▶ Required action
Every line below needs to be returned exactly as written.

Top of Provided records

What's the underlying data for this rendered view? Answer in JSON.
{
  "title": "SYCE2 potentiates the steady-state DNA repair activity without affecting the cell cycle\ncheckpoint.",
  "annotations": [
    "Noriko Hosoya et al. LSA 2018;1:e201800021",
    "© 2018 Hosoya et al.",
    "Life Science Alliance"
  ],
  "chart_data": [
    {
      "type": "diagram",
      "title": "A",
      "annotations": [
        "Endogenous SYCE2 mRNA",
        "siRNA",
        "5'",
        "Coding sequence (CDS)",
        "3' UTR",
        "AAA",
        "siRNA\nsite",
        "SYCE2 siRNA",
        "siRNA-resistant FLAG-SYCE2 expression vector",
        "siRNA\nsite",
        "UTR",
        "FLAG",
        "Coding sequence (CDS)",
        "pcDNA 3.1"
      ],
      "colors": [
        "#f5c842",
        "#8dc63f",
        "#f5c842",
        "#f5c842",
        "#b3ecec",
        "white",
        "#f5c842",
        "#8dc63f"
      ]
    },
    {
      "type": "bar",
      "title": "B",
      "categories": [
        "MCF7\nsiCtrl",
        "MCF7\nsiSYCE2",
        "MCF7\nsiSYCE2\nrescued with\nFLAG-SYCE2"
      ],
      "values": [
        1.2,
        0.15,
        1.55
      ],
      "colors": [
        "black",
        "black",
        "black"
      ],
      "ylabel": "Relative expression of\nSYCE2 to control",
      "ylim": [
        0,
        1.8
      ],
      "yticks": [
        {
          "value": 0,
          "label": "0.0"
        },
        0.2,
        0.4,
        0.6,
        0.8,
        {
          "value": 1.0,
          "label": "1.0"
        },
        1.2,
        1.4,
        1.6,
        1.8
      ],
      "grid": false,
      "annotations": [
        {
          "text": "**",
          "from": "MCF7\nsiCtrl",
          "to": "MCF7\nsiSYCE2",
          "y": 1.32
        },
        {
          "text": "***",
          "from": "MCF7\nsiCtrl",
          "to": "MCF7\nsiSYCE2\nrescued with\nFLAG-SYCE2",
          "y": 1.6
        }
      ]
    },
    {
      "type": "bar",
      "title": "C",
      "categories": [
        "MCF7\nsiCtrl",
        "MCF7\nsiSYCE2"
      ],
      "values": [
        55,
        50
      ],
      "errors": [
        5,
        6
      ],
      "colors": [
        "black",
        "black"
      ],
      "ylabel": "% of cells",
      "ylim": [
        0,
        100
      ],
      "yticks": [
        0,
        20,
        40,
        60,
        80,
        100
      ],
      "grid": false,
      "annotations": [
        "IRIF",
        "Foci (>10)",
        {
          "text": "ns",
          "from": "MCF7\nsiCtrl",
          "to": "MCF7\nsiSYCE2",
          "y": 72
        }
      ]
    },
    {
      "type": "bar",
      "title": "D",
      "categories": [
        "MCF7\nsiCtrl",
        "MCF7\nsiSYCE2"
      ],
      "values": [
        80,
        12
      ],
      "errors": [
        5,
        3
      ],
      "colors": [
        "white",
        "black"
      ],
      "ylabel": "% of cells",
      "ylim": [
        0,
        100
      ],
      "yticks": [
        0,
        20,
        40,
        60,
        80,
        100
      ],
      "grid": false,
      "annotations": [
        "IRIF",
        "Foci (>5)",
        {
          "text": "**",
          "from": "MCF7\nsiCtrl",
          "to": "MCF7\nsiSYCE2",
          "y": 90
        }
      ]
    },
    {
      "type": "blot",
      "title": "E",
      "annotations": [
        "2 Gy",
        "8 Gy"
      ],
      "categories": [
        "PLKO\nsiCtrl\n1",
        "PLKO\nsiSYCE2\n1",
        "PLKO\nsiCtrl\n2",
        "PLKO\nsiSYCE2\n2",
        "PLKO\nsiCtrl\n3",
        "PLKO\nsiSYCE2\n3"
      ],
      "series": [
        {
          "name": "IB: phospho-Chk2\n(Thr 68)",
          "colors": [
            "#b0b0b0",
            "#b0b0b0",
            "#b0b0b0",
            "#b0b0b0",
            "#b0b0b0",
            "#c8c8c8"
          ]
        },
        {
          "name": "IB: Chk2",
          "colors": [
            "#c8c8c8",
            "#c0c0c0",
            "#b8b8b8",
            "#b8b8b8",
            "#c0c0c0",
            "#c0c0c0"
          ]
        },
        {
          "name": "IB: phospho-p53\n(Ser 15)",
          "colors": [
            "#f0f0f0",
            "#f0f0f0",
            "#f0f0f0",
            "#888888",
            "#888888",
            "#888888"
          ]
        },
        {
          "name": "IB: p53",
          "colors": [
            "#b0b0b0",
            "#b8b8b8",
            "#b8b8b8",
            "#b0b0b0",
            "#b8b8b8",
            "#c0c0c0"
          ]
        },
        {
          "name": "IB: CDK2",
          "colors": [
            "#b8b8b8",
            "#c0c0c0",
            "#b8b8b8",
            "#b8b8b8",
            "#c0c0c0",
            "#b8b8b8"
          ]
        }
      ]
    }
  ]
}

Bottom of Provided records

▶ Expected output
What's the underlying data for this rendered view? Answer in JSON.
{
  "title": "SYCE2 potentiates the steady-state DNA repair activity without affecting the cell cycle\ncheckpoint.",
  "annotations": [
    "Noriko Hosoya et al. LSA 2018;1:e201800021",
    "© 2018 Hosoya et al.",
    "Life Science Alliance"
  ],
  "chart_data": [
    {
      "type": "diagram",
      "title": "A",
      "annotations": [
        "Endogenous SYCE2 mRNA",
        "siRNA",
        "5'",
        "Coding sequence (CDS)",
        "3' UTR",
        "AAA",
        "siRNA\nsite",
        "SYCE2 siRNA",
        "siRNA-resistant FLAG-SYCE2 expression vector",
        "siRNA\nsite",
        "UTR",
        "FLAG",
        "Coding sequence (CDS)",
        "pcDNA 3.1"
      ],
      "colors": [
        "#f5c842",
        "#8dc63f",
        "#f5c842",
        "#f5c842",
        "#b3ecec",
        "white",
        "#f5c842",
        "#8dc63f"
      ]
    },
    {
      "type": "bar",
      "title": "B",
      "categories": [
        "MCF7\nsiCtrl",
        "MCF7\nsiSYCE2",
        "MCF7\nsiSYCE2\nrescued with\nFLAG-SYCE2"
      ],
      "values": [
        1.2,
        0.15,
        1.55
      ],
      "colors": [
        "black",
        "black",
        "black"
      ],
      "ylabel": "Relative expression of\nSYCE2 to control",
      "ylim": [
        0,
        1.8
      ],
      "yticks": [
        {
          "value": 0,
          "label": "0.0"
        },
        0.2,
        0.4,
        0.6,
        0.8,
        {
          "value": 1.0,
          "label": "1.0"
        },
        1.2,
        1.4,
        1.6,
        1.8
      ],
      "grid": false,
      "annotations": [
        {
          "text": "**",
          "from": "MCF7\nsiCtrl",
          "to": "MCF7\nsiSYCE2",
          "y": 1.32
        },
        {
          "text": "***",
          "from": "MCF7\nsiCtrl",
          "to": "MCF7\nsiSYCE2\nrescued with\nFLAG-SYCE2",
          "y": 1.6
        }
      ]
    },
    {
      "type": "bar",
      "title": "C",
      "categories": [
        "MCF7\nsiCtrl",
        "MCF7\nsiSYCE2"
      ],
      "values": [
        55,
        50
      ],
      "errors": [
        5,
        6
      ],
      "colors": [
        "black",
        "black"
      ],
      "ylabel": "% of cells",
      "ylim": [
        0,
        100
      ],
      "yticks": [
        0,
        20,
        40,
        60,
        80,
        100
      ],
      "grid": false,
      "annotations": [
        "IRIF",
        "Foci (>10)",
        {
          "text": "ns",
          "from": "MCF7\nsiCtrl",
          "to": "MCF7\nsiSYCE2",
          "y": 72
        }
      ]
    },
    {
      "type": "bar",
      "title": "D",
      "categories": [
        "MCF7\nsiCtrl",
        "MCF7\nsiSYCE2"
      ],
      "values": [
        80,
        12
      ],
      "errors": [
        5,
        3
      ],
      "colors": [
        "white",
        "black"
      ],
      "ylabel": "% of cells",
      "ylim": [
        0,
        100
      ],
      "yticks": [
        0,
        20,
        40,
        60,
        80,
        100
      ],
      "grid": false,
      "annotations": [
        "IRIF",
        "Foci (>5)",
        {
          "text": "**",
          "from": "MCF7\nsiCtrl",
          "to": "MCF7\nsiSYCE2",
          "y": 90
        }
      ]
    },
    {
      "type": "blot",
      "title": "E",
      "annotations": [
        "2 Gy",
        "8 Gy"
      ],
      "categories": [
        "PLKO\nsiCtrl\n1",
        "PLKO\nsiSYCE2\n1",
        "PLKO\nsiCtrl\n2",
        "PLKO\nsiSYCE2\n2",
        "PLKO\nsiCtrl\n3",
        "PLKO\nsiSYCE2\n3"
      ],
      "series": [
        {
          "name": "IB: phospho-Chk2\n(Thr 68)",
          "colors": [
            "#b0b0b0",
            "#b0b0b0",
            "#b0b0b0",
            "#b0b0b0",
            "#b0b0b0",
            "#c8c8c8"
          ]
        },
        {
          "name": "IB: Chk2",
          "colors": [
            "#c8c8c8",
            "#c0c0c0",
            "#b8b8b8",
            "#b8b8b8",
            "#c0c0c0",
            "#c0c0c0"
          ]
        },
        {
          "name": "IB: phospho-p53\n(Ser 15)",
          "colors": [
            "#f0f0f0",
            "#f0f0f0",
            "#f0f0f0",
            "#888888",
            "#888888",
            "#888888"
          ]
        },
        {
          "name": "IB: p53",
          "colors": [
            "#b0b0b0",
            "#b8b8b8",
            "#b8b8b8",
            "#b0b0b0",
            "#b8b8b8",
            "#c0c0c0"
          ]
        },
        {
          "name": "IB: CDK2",
          "colors": [
            "#b8b8b8",
            "#c0c0c0",
            "#b8b8b8",
            "#b8b8b8",
            "#c0c0c0",
            "#b8b8b8"
          ]
        }
      ]
    }
  ]
}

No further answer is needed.